EXERCISE PROMPT: Reproduce verbatim the lines of the material from its first line through the line containing "annotation: East of", both included.

DATA PROVIDED:

————————

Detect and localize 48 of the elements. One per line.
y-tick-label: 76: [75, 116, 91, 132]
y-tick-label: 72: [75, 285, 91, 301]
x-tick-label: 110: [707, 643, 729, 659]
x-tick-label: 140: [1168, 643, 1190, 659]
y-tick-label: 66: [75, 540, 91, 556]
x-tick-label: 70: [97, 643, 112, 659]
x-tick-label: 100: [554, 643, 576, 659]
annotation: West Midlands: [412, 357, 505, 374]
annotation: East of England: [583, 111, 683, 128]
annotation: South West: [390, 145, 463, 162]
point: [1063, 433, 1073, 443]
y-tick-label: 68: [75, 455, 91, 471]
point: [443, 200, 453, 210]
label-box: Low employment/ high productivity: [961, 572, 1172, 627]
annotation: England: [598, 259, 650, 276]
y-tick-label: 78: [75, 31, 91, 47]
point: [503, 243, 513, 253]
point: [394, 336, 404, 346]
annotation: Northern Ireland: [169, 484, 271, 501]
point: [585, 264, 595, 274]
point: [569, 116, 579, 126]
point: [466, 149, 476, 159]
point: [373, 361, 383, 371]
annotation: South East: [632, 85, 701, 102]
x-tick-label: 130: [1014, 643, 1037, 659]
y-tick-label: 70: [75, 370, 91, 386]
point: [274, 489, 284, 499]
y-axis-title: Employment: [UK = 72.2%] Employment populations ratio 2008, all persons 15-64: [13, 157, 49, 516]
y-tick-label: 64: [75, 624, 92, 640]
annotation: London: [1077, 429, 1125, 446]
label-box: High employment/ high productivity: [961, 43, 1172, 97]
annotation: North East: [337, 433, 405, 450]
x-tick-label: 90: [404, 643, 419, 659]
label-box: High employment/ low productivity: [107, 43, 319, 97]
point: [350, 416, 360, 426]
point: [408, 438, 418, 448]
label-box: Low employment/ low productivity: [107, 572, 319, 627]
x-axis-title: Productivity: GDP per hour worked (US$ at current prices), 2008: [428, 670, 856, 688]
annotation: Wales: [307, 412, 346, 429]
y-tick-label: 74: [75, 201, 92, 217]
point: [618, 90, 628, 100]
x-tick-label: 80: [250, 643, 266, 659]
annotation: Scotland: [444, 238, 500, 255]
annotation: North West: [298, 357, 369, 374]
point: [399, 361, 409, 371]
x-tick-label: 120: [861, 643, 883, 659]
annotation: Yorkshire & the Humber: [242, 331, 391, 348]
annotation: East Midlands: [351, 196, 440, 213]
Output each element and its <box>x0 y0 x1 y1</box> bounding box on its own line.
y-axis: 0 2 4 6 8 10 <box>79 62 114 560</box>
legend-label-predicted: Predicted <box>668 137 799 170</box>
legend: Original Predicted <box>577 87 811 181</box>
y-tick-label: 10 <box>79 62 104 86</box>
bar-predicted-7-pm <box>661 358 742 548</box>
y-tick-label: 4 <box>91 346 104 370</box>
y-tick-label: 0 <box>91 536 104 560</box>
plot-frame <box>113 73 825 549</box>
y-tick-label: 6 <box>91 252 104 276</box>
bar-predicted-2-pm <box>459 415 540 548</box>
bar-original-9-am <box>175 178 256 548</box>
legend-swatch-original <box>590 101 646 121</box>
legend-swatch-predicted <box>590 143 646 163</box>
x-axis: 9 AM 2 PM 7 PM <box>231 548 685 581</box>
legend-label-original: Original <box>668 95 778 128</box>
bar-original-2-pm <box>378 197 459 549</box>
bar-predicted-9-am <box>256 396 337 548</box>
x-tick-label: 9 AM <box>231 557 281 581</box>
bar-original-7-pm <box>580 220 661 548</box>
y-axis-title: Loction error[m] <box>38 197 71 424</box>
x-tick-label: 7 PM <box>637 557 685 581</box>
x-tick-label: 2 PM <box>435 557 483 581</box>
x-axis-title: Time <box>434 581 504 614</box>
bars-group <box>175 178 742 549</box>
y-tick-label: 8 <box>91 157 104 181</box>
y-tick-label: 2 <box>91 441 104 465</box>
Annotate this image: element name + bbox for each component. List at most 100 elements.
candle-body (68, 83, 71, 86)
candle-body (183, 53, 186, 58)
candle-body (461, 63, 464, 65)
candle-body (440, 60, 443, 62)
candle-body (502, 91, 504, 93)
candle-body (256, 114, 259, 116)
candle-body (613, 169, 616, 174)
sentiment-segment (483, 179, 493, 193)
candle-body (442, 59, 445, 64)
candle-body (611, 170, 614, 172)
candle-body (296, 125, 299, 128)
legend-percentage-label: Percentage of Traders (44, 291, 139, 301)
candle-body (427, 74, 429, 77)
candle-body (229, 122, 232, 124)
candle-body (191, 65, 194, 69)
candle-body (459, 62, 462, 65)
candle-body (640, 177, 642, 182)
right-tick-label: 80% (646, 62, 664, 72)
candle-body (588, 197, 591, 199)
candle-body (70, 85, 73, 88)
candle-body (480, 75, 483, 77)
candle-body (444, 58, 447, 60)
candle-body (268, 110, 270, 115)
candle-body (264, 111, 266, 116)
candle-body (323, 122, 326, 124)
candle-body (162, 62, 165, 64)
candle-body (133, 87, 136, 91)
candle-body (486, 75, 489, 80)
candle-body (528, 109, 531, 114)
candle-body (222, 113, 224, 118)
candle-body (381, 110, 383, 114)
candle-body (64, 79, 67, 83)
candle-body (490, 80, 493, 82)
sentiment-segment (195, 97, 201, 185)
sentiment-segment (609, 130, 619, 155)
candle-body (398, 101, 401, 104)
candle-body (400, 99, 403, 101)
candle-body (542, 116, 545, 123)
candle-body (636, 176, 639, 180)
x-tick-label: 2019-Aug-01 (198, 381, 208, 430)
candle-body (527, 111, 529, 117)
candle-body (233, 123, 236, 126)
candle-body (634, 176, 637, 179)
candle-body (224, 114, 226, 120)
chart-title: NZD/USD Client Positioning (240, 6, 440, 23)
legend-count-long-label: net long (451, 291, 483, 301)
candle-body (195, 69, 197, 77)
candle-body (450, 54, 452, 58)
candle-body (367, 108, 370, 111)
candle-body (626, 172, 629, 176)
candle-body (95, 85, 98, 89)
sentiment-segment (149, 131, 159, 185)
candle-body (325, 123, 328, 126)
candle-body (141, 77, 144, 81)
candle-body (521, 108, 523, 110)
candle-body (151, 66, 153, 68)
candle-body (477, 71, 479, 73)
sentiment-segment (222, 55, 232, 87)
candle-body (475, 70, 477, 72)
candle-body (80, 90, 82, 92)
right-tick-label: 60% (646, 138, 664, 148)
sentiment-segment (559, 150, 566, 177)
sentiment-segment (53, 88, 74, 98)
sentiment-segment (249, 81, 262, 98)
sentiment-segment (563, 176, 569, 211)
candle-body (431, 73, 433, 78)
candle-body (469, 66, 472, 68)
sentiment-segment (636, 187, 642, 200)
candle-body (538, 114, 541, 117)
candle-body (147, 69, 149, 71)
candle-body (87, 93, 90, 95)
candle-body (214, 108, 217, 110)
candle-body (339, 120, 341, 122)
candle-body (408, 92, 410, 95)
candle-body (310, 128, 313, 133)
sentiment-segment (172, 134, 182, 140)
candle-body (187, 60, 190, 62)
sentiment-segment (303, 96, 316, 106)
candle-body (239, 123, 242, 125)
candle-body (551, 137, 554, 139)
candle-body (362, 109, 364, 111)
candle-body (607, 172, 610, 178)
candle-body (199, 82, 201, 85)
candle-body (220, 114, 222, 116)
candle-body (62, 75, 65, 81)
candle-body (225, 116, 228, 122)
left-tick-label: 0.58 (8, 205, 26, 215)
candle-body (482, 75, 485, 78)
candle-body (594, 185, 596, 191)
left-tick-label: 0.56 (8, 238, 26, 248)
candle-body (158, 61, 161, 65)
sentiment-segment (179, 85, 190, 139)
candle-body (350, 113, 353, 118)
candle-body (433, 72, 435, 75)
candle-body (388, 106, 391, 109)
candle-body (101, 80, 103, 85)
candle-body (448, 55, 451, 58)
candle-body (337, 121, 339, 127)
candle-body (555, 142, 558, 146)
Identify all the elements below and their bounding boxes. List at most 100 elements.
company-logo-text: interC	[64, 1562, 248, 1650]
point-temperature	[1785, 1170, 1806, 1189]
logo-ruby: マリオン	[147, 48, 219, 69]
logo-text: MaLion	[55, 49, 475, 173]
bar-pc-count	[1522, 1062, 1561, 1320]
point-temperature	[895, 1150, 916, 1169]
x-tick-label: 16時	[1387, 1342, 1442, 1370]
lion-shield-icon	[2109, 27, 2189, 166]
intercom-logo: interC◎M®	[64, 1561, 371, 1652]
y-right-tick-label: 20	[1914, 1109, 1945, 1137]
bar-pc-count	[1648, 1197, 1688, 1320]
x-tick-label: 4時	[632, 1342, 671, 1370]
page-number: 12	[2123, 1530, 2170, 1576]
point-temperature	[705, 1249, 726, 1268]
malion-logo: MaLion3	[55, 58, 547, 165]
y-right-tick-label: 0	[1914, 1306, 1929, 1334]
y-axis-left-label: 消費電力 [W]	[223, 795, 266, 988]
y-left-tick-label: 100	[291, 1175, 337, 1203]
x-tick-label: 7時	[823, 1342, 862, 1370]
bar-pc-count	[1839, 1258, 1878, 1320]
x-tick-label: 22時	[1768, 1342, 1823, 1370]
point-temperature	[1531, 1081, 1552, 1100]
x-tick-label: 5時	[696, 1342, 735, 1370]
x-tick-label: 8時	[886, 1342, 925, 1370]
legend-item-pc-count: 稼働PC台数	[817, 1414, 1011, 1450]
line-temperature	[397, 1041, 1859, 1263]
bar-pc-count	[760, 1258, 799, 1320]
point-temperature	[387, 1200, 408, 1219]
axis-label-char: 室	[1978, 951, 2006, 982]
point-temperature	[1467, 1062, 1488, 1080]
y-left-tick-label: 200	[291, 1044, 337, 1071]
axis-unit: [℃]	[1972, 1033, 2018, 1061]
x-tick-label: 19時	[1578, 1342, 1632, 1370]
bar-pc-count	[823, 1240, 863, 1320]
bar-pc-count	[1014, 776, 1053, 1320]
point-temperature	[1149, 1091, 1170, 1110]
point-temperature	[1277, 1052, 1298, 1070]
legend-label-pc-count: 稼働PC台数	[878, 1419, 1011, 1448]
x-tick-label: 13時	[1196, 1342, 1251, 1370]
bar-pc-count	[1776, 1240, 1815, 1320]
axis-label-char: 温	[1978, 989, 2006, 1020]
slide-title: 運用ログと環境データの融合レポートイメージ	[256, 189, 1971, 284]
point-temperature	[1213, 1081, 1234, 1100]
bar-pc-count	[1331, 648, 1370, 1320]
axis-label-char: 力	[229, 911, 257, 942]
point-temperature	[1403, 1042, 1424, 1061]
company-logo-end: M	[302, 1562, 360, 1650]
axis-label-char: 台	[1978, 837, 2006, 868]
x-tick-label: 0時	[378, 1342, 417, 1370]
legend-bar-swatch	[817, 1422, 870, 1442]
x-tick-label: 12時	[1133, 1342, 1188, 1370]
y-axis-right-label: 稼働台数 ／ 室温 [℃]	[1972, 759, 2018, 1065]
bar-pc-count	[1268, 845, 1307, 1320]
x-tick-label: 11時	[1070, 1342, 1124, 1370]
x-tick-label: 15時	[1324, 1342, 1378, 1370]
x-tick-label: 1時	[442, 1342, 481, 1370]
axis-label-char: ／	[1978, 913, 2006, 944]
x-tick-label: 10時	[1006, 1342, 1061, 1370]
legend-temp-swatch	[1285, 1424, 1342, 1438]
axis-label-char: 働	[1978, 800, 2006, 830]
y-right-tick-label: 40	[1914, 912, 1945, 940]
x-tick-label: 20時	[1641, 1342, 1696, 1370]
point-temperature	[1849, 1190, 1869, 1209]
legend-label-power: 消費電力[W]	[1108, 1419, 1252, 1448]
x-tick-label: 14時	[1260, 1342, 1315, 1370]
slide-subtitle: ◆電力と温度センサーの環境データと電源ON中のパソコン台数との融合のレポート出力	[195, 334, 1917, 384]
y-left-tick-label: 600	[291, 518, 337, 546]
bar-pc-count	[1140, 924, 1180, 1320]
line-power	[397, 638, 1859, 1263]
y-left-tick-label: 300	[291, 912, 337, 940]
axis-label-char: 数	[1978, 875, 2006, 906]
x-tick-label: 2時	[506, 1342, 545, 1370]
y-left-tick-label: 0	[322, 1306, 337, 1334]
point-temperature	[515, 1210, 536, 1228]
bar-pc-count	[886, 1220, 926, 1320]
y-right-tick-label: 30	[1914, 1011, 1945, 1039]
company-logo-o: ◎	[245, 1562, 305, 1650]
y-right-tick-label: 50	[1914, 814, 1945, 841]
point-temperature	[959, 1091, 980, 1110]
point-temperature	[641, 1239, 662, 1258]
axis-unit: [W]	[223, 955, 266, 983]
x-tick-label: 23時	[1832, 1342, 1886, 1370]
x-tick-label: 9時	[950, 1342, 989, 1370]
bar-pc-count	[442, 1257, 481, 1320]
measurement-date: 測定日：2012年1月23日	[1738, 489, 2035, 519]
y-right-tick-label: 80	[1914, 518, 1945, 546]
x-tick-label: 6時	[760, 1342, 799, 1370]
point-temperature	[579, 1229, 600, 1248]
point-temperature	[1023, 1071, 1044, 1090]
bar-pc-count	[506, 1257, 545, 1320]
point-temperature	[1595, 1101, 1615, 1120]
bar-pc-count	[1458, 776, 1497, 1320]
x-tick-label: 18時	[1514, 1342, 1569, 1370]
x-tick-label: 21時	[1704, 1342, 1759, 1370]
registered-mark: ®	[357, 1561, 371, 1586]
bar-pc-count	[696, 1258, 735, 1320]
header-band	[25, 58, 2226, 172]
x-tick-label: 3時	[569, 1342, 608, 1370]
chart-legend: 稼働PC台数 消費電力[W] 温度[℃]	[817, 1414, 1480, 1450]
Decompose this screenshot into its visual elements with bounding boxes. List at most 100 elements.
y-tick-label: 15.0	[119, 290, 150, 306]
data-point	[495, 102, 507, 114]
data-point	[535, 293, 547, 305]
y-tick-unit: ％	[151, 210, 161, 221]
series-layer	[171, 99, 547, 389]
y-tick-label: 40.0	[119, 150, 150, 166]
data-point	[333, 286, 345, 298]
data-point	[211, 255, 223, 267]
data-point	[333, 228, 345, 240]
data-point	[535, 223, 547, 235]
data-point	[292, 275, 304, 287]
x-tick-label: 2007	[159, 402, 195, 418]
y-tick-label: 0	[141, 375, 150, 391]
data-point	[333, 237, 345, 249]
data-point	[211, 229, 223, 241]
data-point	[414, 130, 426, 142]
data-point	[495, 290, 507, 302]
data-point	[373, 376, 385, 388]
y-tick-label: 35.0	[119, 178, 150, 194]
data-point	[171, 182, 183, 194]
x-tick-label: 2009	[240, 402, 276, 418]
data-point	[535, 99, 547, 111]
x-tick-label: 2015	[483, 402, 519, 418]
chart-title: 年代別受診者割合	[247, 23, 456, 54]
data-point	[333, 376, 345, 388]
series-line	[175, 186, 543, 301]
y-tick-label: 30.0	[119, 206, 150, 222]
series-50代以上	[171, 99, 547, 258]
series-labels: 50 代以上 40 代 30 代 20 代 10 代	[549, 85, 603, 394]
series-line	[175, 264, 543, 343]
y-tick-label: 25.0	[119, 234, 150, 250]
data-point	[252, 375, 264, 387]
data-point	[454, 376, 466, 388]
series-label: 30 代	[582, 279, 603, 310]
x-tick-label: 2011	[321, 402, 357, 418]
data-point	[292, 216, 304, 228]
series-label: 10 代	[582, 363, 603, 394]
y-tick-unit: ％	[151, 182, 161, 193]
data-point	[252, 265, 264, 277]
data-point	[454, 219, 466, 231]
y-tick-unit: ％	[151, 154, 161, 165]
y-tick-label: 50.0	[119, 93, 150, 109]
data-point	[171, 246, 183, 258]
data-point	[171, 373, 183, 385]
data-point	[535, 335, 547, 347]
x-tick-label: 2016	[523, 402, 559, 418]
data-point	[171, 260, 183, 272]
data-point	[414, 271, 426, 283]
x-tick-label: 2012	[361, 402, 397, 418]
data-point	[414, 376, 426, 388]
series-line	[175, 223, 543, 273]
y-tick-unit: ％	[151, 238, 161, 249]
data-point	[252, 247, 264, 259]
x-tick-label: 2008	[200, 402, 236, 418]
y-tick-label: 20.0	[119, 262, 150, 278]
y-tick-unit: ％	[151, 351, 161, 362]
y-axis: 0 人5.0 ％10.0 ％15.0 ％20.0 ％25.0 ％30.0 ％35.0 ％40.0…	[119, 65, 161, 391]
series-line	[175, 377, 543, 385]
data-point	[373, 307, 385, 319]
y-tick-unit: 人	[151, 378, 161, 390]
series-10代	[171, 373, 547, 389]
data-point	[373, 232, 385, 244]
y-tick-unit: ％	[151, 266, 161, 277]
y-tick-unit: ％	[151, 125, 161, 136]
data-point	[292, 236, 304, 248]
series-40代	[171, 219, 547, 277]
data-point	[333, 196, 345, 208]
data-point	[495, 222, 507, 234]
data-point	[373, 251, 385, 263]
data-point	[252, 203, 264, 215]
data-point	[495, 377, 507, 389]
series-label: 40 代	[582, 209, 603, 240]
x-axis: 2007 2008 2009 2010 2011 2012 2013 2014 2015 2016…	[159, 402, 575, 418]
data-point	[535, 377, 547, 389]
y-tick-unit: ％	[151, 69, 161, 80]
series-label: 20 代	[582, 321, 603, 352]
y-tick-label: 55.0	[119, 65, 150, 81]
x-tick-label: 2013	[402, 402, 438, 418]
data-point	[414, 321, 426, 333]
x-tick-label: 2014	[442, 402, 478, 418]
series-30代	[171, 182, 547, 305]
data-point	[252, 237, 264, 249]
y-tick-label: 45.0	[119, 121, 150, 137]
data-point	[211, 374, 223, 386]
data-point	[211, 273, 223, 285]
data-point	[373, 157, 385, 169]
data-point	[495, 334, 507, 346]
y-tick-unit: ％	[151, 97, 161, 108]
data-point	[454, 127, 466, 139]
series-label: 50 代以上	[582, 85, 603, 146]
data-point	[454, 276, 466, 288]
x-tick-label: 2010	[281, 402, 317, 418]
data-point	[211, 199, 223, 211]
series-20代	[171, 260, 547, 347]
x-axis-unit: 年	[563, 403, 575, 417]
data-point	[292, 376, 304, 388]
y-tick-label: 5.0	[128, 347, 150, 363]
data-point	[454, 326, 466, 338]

————————

RESULT OF THE TASK:
Detect and localize 48 of the elements. One per line.
y-tick-label: 76: [75, 116, 91, 132]
y-tick-label: 72: [75, 285, 91, 301]
x-tick-label: 110: [707, 643, 729, 659]
x-tick-label: 140: [1168, 643, 1190, 659]
y-tick-label: 66: [75, 540, 91, 556]
x-tick-label: 70: [97, 643, 112, 659]
x-tick-label: 100: [554, 643, 576, 659]
annotation: West Midlands: [412, 357, 505, 374]
annotation: East of England: [583, 111, 683, 128]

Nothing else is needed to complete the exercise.